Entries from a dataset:
BEGIN
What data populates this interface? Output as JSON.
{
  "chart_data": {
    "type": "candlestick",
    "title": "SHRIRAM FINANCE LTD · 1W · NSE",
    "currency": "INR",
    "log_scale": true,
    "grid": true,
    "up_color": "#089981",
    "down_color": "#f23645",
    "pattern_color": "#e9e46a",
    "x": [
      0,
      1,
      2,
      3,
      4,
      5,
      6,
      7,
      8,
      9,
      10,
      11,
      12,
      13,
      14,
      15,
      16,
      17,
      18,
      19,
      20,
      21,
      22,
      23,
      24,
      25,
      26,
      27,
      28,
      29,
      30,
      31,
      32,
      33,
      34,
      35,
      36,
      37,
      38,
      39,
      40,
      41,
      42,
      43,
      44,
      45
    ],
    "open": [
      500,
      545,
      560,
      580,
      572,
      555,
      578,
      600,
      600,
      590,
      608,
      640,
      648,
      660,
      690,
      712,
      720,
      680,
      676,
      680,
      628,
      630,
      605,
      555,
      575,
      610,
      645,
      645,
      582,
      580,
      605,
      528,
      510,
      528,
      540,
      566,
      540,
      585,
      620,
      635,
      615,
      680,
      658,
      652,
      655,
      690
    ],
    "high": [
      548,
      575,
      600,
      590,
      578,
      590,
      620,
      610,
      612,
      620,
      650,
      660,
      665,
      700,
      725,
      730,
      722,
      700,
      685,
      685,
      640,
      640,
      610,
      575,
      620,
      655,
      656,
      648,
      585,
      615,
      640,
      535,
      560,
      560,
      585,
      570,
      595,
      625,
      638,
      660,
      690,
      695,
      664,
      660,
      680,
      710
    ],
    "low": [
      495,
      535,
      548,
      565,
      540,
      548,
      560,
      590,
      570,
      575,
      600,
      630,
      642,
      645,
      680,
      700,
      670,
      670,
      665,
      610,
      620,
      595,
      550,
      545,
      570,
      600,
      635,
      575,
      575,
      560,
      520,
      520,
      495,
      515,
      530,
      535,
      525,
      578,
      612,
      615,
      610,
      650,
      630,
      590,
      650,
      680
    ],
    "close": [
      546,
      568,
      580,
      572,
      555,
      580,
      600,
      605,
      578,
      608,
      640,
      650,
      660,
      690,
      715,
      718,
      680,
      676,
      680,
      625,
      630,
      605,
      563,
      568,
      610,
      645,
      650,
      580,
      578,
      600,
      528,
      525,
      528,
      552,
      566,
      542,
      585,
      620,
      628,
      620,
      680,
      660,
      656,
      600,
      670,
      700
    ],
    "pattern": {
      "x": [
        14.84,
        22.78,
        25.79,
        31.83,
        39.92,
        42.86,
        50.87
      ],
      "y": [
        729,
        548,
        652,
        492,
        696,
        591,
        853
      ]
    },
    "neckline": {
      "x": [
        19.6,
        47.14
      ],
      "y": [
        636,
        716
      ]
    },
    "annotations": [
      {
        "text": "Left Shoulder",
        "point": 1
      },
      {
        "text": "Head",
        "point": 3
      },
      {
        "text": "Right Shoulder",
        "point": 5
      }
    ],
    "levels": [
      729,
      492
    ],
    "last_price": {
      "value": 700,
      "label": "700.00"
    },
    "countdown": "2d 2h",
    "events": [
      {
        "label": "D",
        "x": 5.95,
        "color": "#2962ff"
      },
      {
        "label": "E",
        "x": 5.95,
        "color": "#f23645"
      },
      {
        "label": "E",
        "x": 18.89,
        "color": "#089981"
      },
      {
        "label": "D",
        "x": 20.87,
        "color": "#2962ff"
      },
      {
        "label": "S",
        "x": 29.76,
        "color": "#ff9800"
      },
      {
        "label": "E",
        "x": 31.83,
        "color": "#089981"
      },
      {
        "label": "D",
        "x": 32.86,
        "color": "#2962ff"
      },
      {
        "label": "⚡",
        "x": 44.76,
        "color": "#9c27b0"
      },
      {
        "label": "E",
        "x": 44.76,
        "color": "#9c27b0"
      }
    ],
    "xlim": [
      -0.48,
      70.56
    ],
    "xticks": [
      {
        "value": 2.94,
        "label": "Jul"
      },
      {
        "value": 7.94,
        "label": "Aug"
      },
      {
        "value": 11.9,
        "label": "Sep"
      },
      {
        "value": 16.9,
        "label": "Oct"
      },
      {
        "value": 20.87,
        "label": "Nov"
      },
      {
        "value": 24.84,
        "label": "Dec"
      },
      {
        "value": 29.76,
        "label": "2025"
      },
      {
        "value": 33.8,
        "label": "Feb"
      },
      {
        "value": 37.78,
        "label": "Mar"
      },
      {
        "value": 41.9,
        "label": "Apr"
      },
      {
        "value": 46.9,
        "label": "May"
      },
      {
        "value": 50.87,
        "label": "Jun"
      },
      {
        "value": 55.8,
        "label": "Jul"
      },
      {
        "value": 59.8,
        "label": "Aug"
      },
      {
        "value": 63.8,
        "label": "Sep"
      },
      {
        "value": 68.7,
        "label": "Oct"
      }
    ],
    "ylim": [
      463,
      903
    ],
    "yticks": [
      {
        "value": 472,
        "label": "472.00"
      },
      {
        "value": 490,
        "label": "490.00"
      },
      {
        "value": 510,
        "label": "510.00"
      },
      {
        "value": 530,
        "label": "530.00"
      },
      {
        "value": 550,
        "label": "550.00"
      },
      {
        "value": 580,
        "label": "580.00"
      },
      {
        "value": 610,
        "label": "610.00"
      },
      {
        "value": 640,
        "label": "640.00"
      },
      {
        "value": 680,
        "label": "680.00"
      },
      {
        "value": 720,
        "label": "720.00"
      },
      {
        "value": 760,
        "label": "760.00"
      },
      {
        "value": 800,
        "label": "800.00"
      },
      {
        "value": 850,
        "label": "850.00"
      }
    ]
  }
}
END
> OBJECTIVE
Restate the whole of the material exactly.

> WRITTEN REPLY
What data populates this interface? Output as JSON.
{
  "chart_data": {
    "type": "candlestick",
    "title": "SHRIRAM FINANCE LTD · 1W · NSE",
    "currency": "INR",
    "log_scale": true,
    "grid": true,
    "up_color": "#089981",
    "down_color": "#f23645",
    "pattern_color": "#e9e46a",
    "x": [
      0,
      1,
      2,
      3,
      4,
      5,
      6,
      7,
      8,
      9,
      10,
      11,
      12,
      13,
      14,
      15,
      16,
      17,
      18,
      19,
      20,
      21,
      22,
      23,
      24,
      25,
      26,
      27,
      28,
      29,
      30,
      31,
      32,
      33,
      34,
      35,
      36,
      37,
      38,
      39,
      40,
      41,
      42,
      43,
      44,
      45
    ],
    "open": [
      500,
      545,
      560,
      580,
      572,
      555,
      578,
      600,
      600,
      590,
      608,
      640,
      648,
      660,
      690,
      712,
      720,
      680,
      676,
      680,
      628,
      630,
      605,
      555,
      575,
      610,
      645,
      645,
      582,
      580,
      605,
      528,
      510,
      528,
      540,
      566,
      540,
      585,
      620,
      635,
      615,
      680,
      658,
      652,
      655,
      690
    ],
    "high": [
      548,
      575,
      600,
      590,
      578,
      590,
      620,
      610,
      612,
      620,
      650,
      660,
      665,
      700,
      725,
      730,
      722,
      700,
      685,
      685,
      640,
      640,
      610,
      575,
      620,
      655,
      656,
      648,
      585,
      615,
      640,
      535,
      560,
      560,
      585,
      570,
      595,
      625,
      638,
      660,
      690,
      695,
      664,
      660,
      680,
      710
    ],
    "low": [
      495,
      535,
      548,
      565,
      540,
      548,
      560,
      590,
      570,
      575,
      600,
      630,
      642,
      645,
      680,
      700,
      670,
      670,
      665,
      610,
      620,
      595,
      550,
      545,
      570,
      600,
      635,
      575,
      575,
      560,
      520,
      520,
      495,
      515,
      530,
      535,
      525,
      578,
      612,
      615,
      610,
      650,
      630,
      590,
      650,
      680
    ],
    "close": [
      546,
      568,
      580,
      572,
      555,
      580,
      600,
      605,
      578,
      608,
      640,
      650,
      660,
      690,
      715,
      718,
      680,
      676,
      680,
      625,
      630,
      605,
      563,
      568,
      610,
      645,
      650,
      580,
      578,
      600,
      528,
      525,
      528,
      552,
      566,
      542,
      585,
      620,
      628,
      620,
      680,
      660,
      656,
      600,
      670,
      700
    ],
    "pattern": {
      "x": [
        14.84,
        22.78,
        25.79,
        31.83,
        39.92,
        42.86,
        50.87
      ],
      "y": [
        729,
        548,
        652,
        492,
        696,
        591,
        853
      ]
    },
    "neckline": {
      "x": [
        19.6,
        47.14
      ],
      "y": [
        636,
        716
      ]
    },
    "annotations": [
      {
        "text": "Left Shoulder",
        "point": 1
      },
      {
        "text": "Head",
        "point": 3
      },
      {
        "text": "Right Shoulder",
        "point": 5
      }
    ],
    "levels": [
      729,
      492
    ],
    "last_price": {
      "value": 700,
      "label": "700.00"
    },
    "countdown": "2d 2h",
    "events": [
      {
        "label": "D",
        "x": 5.95,
        "color": "#2962ff"
      },
      {
        "label": "E",
        "x": 5.95,
        "color": "#f23645"
      },
      {
        "label": "E",
        "x": 18.89,
        "color": "#089981"
      },
      {
        "label": "D",
        "x": 20.87,
        "color": "#2962ff"
      },
      {
        "label": "S",
        "x": 29.76,
        "color": "#ff9800"
      },
      {
        "label": "E",
        "x": 31.83,
        "color": "#089981"
      },
      {
        "label": "D",
        "x": 32.86,
        "color": "#2962ff"
      },
      {
        "label": "⚡",
        "x": 44.76,
        "color": "#9c27b0"
      },
      {
        "label": "E",
        "x": 44.76,
        "color": "#9c27b0"
      }
    ],
    "xlim": [
      -0.48,
      70.56
    ],
    "xticks": [
      {
        "value": 2.94,
        "label": "Jul"
      },
      {
        "value": 7.94,
        "label": "Aug"
      },
      {
        "value": 11.9,
        "label": "Sep"
      },
      {
        "value": 16.9,
        "label": "Oct"
      },
      {
        "value": 20.87,
        "label": "Nov"
      },
      {
        "value": 24.84,
        "label": "Dec"
      },
      {
        "value": 29.76,
        "label": "2025"
      },
      {
        "value": 33.8,
        "label": "Feb"
      },
      {
        "value": 37.78,
        "label": "Mar"
      },
      {
        "value": 41.9,
        "label": "Apr"
      },
      {
        "value": 46.9,
        "label": "May"
      },
      {
        "value": 50.87,
        "label": "Jun"
      },
      {
        "value": 55.8,
        "label": "Jul"
      },
      {
        "value": 59.8,
        "label": "Aug"
      },
      {
        "value": 63.8,
        "label": "Sep"
      },
      {
        "value": 68.7,
        "label": "Oct"
      }
    ],
    "ylim": [
      463,
      903
    ],
    "yticks": [
      {
        "value": 472,
        "label": "472.00"
      },
      {
        "value": 490,
        "label": "490.00"
      },
      {
        "value": 510,
        "label": "510.00"
      },
      {
        "value": 530,
        "label": "530.00"
      },
      {
        "value": 550,
        "label": "550.00"
      },
      {
        "value": 580,
        "label": "580.00"
      },
      {
        "value": 610,
        "label": "610.00"
      },
      {
        "value": 640,
        "label": "640.00"
      },
      {
        "value": 680,
        "label": "680.00"
      },
      {
        "value": 720,
        "label": "720.00"
      },
      {
        "value": 760,
        "label": "760.00"
      },
      {
        "value": 800,
        "label": "800.00"
      },
      {
        "value": 850,
        "label": "850.00"
      }
    ]
  }
}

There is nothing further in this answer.